■ Stated problem: Locate each line of the material that contains "Title", then return it.

■ Information shown:
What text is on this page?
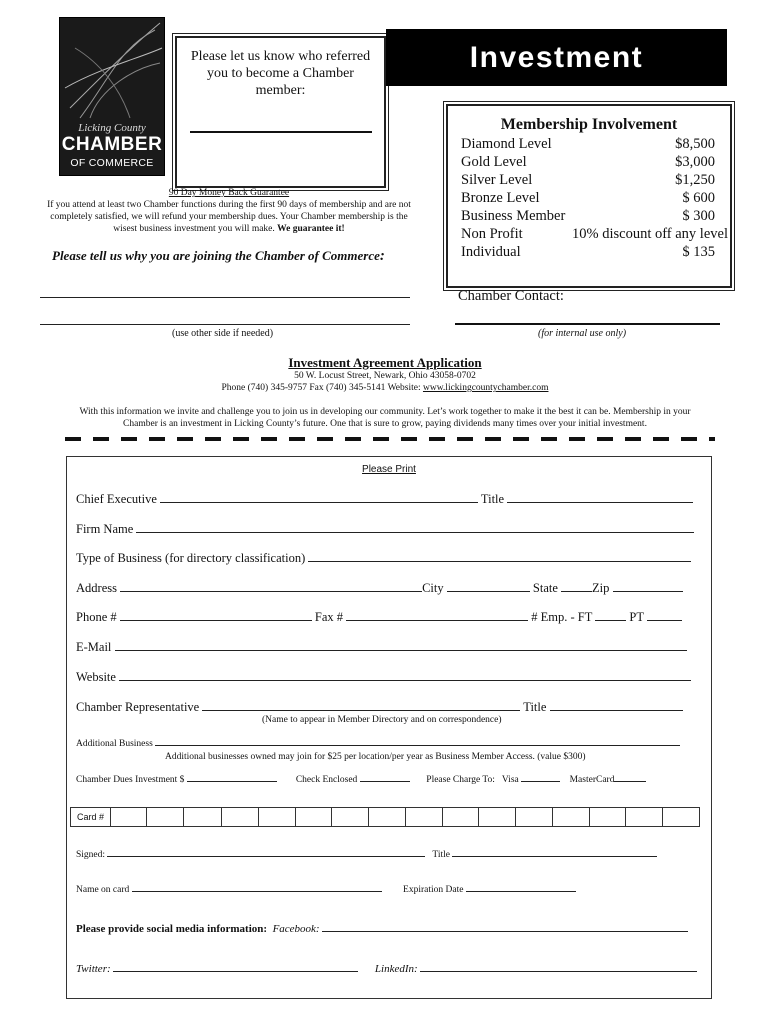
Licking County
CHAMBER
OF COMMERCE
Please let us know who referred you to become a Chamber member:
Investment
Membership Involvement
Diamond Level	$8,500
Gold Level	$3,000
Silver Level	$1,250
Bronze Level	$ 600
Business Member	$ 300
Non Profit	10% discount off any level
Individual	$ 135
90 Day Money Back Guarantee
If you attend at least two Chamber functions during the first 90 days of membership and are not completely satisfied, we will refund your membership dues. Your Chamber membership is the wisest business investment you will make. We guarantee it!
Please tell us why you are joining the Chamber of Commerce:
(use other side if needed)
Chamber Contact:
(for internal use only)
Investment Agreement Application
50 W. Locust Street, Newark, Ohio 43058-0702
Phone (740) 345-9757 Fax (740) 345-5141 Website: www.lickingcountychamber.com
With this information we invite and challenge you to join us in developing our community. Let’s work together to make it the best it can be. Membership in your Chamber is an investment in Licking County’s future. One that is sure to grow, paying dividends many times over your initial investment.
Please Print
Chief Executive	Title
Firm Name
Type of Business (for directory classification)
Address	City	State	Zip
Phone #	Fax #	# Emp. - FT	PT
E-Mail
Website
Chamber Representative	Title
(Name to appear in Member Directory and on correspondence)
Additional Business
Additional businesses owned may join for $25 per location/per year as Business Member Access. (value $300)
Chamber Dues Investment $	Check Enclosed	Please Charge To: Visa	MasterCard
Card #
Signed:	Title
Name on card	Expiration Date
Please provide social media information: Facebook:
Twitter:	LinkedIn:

■ The response:
Chief Executive	Title
Chamber Representative	Title
Signed:	Title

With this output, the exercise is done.